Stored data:
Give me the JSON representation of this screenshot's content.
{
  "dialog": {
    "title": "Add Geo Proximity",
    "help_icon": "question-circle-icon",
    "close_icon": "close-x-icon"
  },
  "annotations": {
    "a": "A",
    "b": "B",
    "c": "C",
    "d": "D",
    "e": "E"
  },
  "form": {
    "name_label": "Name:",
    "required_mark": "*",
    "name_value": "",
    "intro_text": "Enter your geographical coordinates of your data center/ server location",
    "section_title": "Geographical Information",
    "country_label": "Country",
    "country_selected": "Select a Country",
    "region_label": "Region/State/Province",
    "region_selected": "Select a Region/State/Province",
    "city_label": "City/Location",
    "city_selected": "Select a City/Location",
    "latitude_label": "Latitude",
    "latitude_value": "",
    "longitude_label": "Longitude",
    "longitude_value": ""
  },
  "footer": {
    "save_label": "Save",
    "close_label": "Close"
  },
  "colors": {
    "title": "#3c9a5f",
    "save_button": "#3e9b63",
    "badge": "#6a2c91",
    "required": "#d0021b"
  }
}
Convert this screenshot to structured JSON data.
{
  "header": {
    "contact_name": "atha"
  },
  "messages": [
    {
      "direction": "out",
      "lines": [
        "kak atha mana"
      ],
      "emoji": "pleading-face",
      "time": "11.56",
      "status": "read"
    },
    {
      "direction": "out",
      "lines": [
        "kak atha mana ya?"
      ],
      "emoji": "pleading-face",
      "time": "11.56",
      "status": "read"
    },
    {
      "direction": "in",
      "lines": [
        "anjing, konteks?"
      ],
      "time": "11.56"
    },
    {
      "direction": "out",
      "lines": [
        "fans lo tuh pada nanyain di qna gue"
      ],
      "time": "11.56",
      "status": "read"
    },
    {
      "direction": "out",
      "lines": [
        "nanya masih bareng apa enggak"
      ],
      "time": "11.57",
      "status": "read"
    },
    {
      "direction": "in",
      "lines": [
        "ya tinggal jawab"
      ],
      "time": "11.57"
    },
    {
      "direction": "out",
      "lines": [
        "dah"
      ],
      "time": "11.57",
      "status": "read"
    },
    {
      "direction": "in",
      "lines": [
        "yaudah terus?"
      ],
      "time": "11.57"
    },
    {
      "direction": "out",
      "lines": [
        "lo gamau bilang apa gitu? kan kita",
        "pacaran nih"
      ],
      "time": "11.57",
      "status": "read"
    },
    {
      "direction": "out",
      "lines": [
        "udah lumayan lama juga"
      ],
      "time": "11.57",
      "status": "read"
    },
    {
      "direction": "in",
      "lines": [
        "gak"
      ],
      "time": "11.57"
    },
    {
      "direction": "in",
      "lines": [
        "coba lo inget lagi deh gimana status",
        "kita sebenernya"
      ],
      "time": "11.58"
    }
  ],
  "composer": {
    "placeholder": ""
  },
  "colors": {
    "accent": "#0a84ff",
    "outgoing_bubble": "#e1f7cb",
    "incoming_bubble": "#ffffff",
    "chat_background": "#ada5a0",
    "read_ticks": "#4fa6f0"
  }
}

== WHAT IS EXPECTED ==
Find the string "this" in the listing and return every line that holds it.

== FINAL RESULT ==
Give me the JSON representation of this screenshot's content.
Convert this screenshot to structured JSON data.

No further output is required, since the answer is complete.